What needs to be done →
Copy word for word the line containing "Read the values" together with all lines following it to the end of the listing below, without the pictures.

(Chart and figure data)

_ _ _

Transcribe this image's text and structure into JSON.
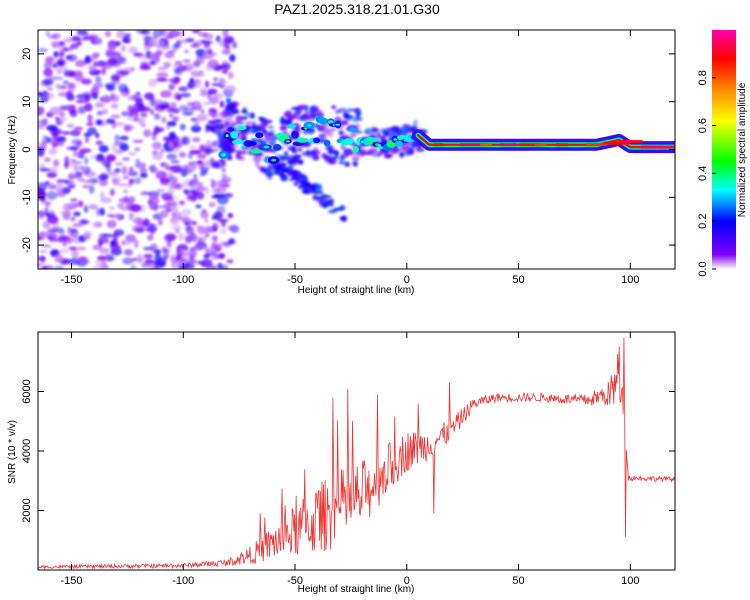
{
  "title": "PAZ1.2025.318.21.01.G30",
  "chart_data": [
    {
      "type": "heatmap",
      "name": "spectrogram",
      "xlabel": "Height of straight line (km)",
      "ylabel": "Frequency (Hz)",
      "xlim": [
        -165,
        120
      ],
      "ylim": [
        -25,
        25
      ],
      "xticks": [
        -150,
        -100,
        -50,
        0,
        50,
        100
      ],
      "yticks": [
        -20,
        -10,
        0,
        10,
        20
      ],
      "colorbar": {
        "label": "Normalized spectral amplitude",
        "range": [
          0,
          1
        ],
        "ticks": [
          0.0,
          0.2,
          0.4,
          0.6,
          0.8
        ],
        "colormap": [
          "#ffffff",
          "#8000ff",
          "#0000ff",
          "#00ffff",
          "#00ff00",
          "#ffff00",
          "#ff8000",
          "#ff0000",
          "#ff00aa"
        ]
      },
      "features": {
        "noise_region_km": [
          -165,
          -80
        ],
        "noise_freq_hz": [
          -25,
          25
        ],
        "tone_trace": [
          {
            "x": -80,
            "y": 5
          },
          {
            "x": -70,
            "y": 2
          },
          {
            "x": -60,
            "y": 0
          },
          {
            "x": -50,
            "y": 3
          },
          {
            "x": -40,
            "y": 4
          },
          {
            "x": -30,
            "y": 3
          },
          {
            "x": -20,
            "y": 2
          },
          {
            "x": -10,
            "y": 1
          },
          {
            "x": 0,
            "y": 2
          },
          {
            "x": 5,
            "y": 3
          },
          {
            "x": 10,
            "y": 1
          },
          {
            "x": 50,
            "y": 1
          },
          {
            "x": 85,
            "y": 1
          },
          {
            "x": 95,
            "y": 2
          },
          {
            "x": 100,
            "y": 0.5
          },
          {
            "x": 120,
            "y": 0.5
          }
        ],
        "lower_branch": [
          {
            "x": -60,
            "y": -3
          },
          {
            "x": -50,
            "y": -6
          },
          {
            "x": -40,
            "y": -9
          },
          {
            "x": -28,
            "y": -14
          }
        ]
      }
    },
    {
      "type": "line",
      "name": "snr",
      "color": "#ee3333",
      "xlabel": "Height of straight line (km)",
      "ylabel": "SNR (10 * v/v)",
      "xlim": [
        -165,
        120
      ],
      "ylim": [
        0,
        8000
      ],
      "xticks": [
        -150,
        -100,
        -50,
        0,
        50,
        100
      ],
      "yticks": [
        2000,
        4000,
        6000
      ],
      "envelope": [
        {
          "x": -165,
          "y": 100,
          "noise": 50
        },
        {
          "x": -100,
          "y": 150,
          "noise": 80
        },
        {
          "x": -80,
          "y": 250,
          "noise": 120
        },
        {
          "x": -70,
          "y": 500,
          "noise": 300
        },
        {
          "x": -60,
          "y": 900,
          "noise": 600
        },
        {
          "x": -50,
          "y": 1300,
          "noise": 900
        },
        {
          "x": -40,
          "y": 1700,
          "noise": 1200
        },
        {
          "x": -30,
          "y": 2100,
          "noise": 1300
        },
        {
          "x": -20,
          "y": 2500,
          "noise": 1200
        },
        {
          "x": -10,
          "y": 3300,
          "noise": 900
        },
        {
          "x": 0,
          "y": 4000,
          "noise": 700
        },
        {
          "x": 10,
          "y": 4200,
          "noise": 500
        },
        {
          "x": 20,
          "y": 4700,
          "noise": 400
        },
        {
          "x": 30,
          "y": 5600,
          "noise": 200
        },
        {
          "x": 40,
          "y": 5800,
          "noise": 150
        },
        {
          "x": 60,
          "y": 5800,
          "noise": 150
        },
        {
          "x": 80,
          "y": 5700,
          "noise": 200
        },
        {
          "x": 90,
          "y": 5900,
          "noise": 400
        },
        {
          "x": 97,
          "y": 6500,
          "noise": 1500
        },
        {
          "x": 99,
          "y": 3100,
          "noise": 100
        },
        {
          "x": 120,
          "y": 3050,
          "noise": 80
        }
      ],
      "spikes": [
        {
          "x": -33,
          "y": 5800
        },
        {
          "x": -13,
          "y": 5900
        },
        {
          "x": 5,
          "y": 5600
        },
        {
          "x": 19,
          "y": 6300
        },
        {
          "x": 12,
          "y": 1900
        },
        {
          "x": 97,
          "y": 7800
        },
        {
          "x": 98,
          "y": 1100
        },
        {
          "x": 95,
          "y": 7500
        }
      ]
    }
  ]
}
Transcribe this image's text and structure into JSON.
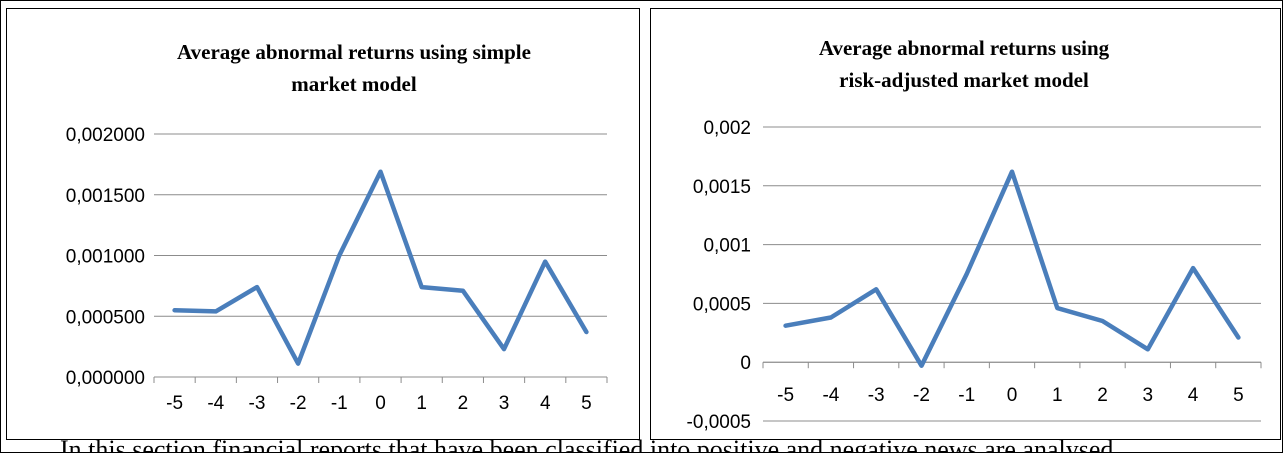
{
  "chart_data": [
    {
      "type": "line",
      "title_lines": [
        "Average abnormal returns using simple",
        "market model"
      ],
      "categories": [
        "-5",
        "-4",
        "-3",
        "-2",
        "-1",
        "0",
        "1",
        "2",
        "3",
        "4",
        "5"
      ],
      "series": [
        {
          "values": [
            0.00055,
            0.00054,
            0.00074,
            0.00011,
            0.001,
            0.00169,
            0.00074,
            0.00071,
            0.00023,
            0.00095,
            0.00037
          ]
        }
      ],
      "ylim": [
        0,
        0.002
      ],
      "yticks": [
        0,
        0.0005,
        0.001,
        0.0015,
        0.002
      ],
      "ytick_labels": [
        "0,000000",
        "0,000500",
        "0,001000",
        "0,001500",
        "0,002000"
      ],
      "grid": true,
      "line_color": "#4a7ebb"
    },
    {
      "type": "line",
      "title_lines": [
        "Average abnormal returns using",
        "risk-adjusted market model"
      ],
      "categories": [
        "-5",
        "-4",
        "-3",
        "-2",
        "-1",
        "0",
        "1",
        "2",
        "3",
        "4",
        "5"
      ],
      "series": [
        {
          "values": [
            0.00031,
            0.00038,
            0.00062,
            -3e-05,
            0.00075,
            0.00162,
            0.00046,
            0.00035,
            0.00011,
            0.0008,
            0.00021
          ]
        }
      ],
      "ylim": [
        -0.0005,
        0.002
      ],
      "yticks": [
        -0.0005,
        0,
        0.0005,
        0.001,
        0.0015,
        0.002
      ],
      "ytick_labels": [
        "-0,0005",
        "0",
        "0,0005",
        "0,001",
        "0,0015",
        "0,002"
      ],
      "grid": true,
      "line_color": "#4a7ebb"
    }
  ],
  "body_text": "In this section financial reports that have been classified into positive and negative news are analysed"
}
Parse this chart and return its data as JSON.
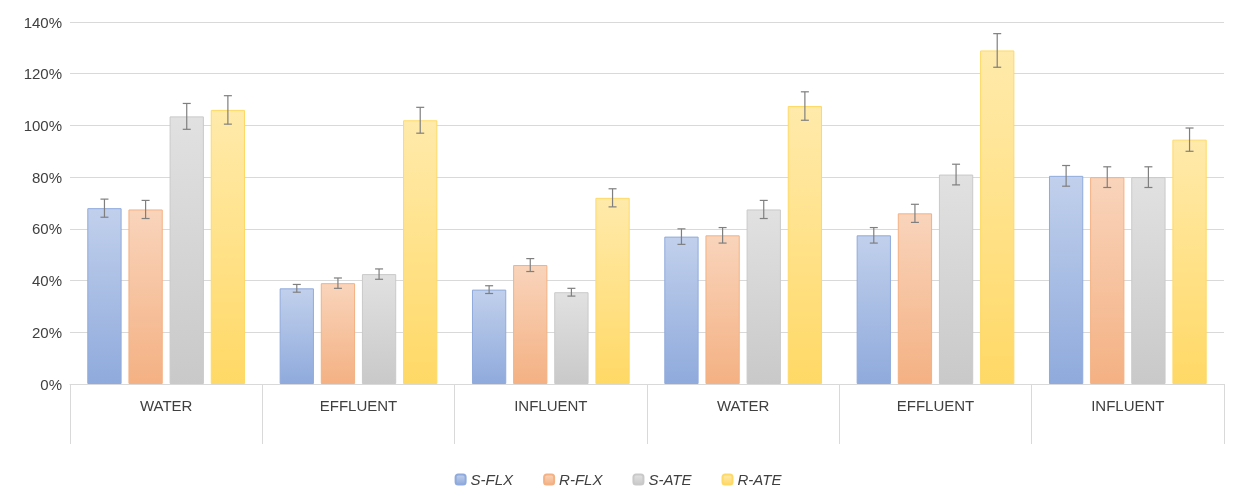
{
  "chart_data": {
    "type": "bar",
    "categories": [
      "WATER",
      "EFFLUENT",
      "INFLUENT",
      "WATER",
      "EFFLUENT",
      "INFLUENT"
    ],
    "series": [
      {
        "name": "S-FLX",
        "color": "#8faadc",
        "values": [
          68,
          37,
          36.5,
          57,
          57.5,
          80.5
        ],
        "errors": [
          3.5,
          1.5,
          1.5,
          3,
          3,
          4
        ]
      },
      {
        "name": "R-FLX",
        "color": "#f4b183",
        "values": [
          67.5,
          39,
          46,
          57.5,
          66,
          80
        ],
        "errors": [
          3.5,
          2,
          2.5,
          3,
          3.5,
          4
        ]
      },
      {
        "name": "S-ATE",
        "color": "#c9c9c9",
        "values": [
          103.5,
          42.5,
          35.5,
          67.5,
          81,
          80
        ],
        "errors": [
          5,
          2,
          1.5,
          3.5,
          4,
          4
        ]
      },
      {
        "name": "R-ATE",
        "color": "#ffd966",
        "values": [
          106,
          102,
          72,
          107.5,
          129,
          94.5
        ],
        "errors": [
          5.5,
          5,
          3.5,
          5.5,
          6.5,
          4.5
        ]
      }
    ],
    "ylim": [
      0,
      140
    ],
    "yticks": [
      {
        "value": 0,
        "label": "0%"
      },
      {
        "value": 20,
        "label": "20%"
      },
      {
        "value": 40,
        "label": "40%"
      },
      {
        "value": 60,
        "label": "60%"
      },
      {
        "value": 80,
        "label": "80%"
      },
      {
        "value": 100,
        "label": "100%"
      },
      {
        "value": 120,
        "label": "120%"
      },
      {
        "value": 140,
        "label": "140%"
      }
    ],
    "grid": "y",
    "legend": "bottom"
  }
}
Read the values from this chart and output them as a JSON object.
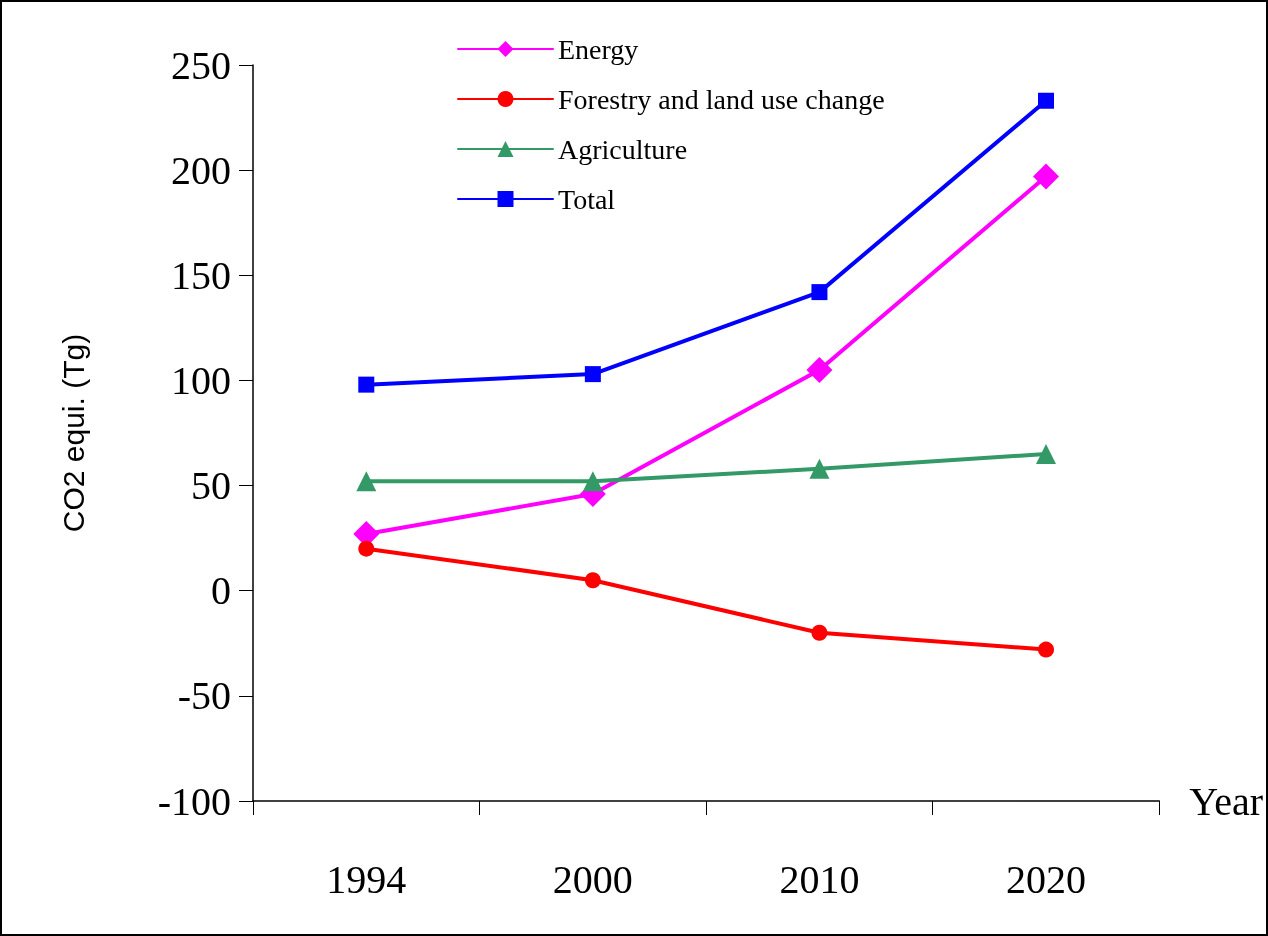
{
  "chart_data": {
    "type": "line",
    "xlabel": "Year",
    "ylabel": "CO2 equi. (Tg)",
    "categories": [
      "1994",
      "2000",
      "2010",
      "2020"
    ],
    "series": [
      {
        "name": "Energy",
        "color": "#ff00ff",
        "marker": "diamond",
        "values": [
          27,
          46,
          105,
          197
        ]
      },
      {
        "name": "Forestry and land use change",
        "color": "#ff0000",
        "marker": "circle",
        "values": [
          20,
          5,
          -20,
          -28
        ]
      },
      {
        "name": "Agriculture",
        "color": "#339966",
        "marker": "triangle",
        "values": [
          52,
          52,
          58,
          65
        ]
      },
      {
        "name": "Total",
        "color": "#0000ff",
        "marker": "square",
        "values": [
          98,
          103,
          142,
          233
        ]
      }
    ],
    "ylim": [
      -100,
      250
    ],
    "yticks": [
      -100,
      -50,
      0,
      50,
      100,
      150,
      200,
      250
    ],
    "grid": false,
    "legend": "top",
    "line_style": "solid"
  }
}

_ _ _

Full response →
Read the values from this chart and output them as a JSON object.
{
  "chart_data": {
    "type": "line",
    "xlabel": "Year",
    "ylabel": "CO2 equi. (Tg)",
    "categories": [
      "1994",
      "2000",
      "2010",
      "2020"
    ],
    "series": [
      {
        "name": "Energy",
        "color": "#ff00ff",
        "marker": "diamond",
        "values": [
          27,
          46,
          105,
          197
        ]
      },
      {
        "name": "Forestry and land use change",
        "color": "#ff0000",
        "marker": "circle",
        "values": [
          20,
          5,
          -20,
          -28
        ]
      },
      {
        "name": "Agriculture",
        "color": "#339966",
        "marker": "triangle",
        "values": [
          52,
          52,
          58,
          65
        ]
      },
      {
        "name": "Total",
        "color": "#0000ff",
        "marker": "square",
        "values": [
          98,
          103,
          142,
          233
        ]
      }
    ],
    "ylim": [
      -100,
      250
    ],
    "yticks": [
      -100,
      -50,
      0,
      50,
      100,
      150,
      200,
      250
    ],
    "grid": false,
    "legend": "top",
    "line_style": "solid"
  }
}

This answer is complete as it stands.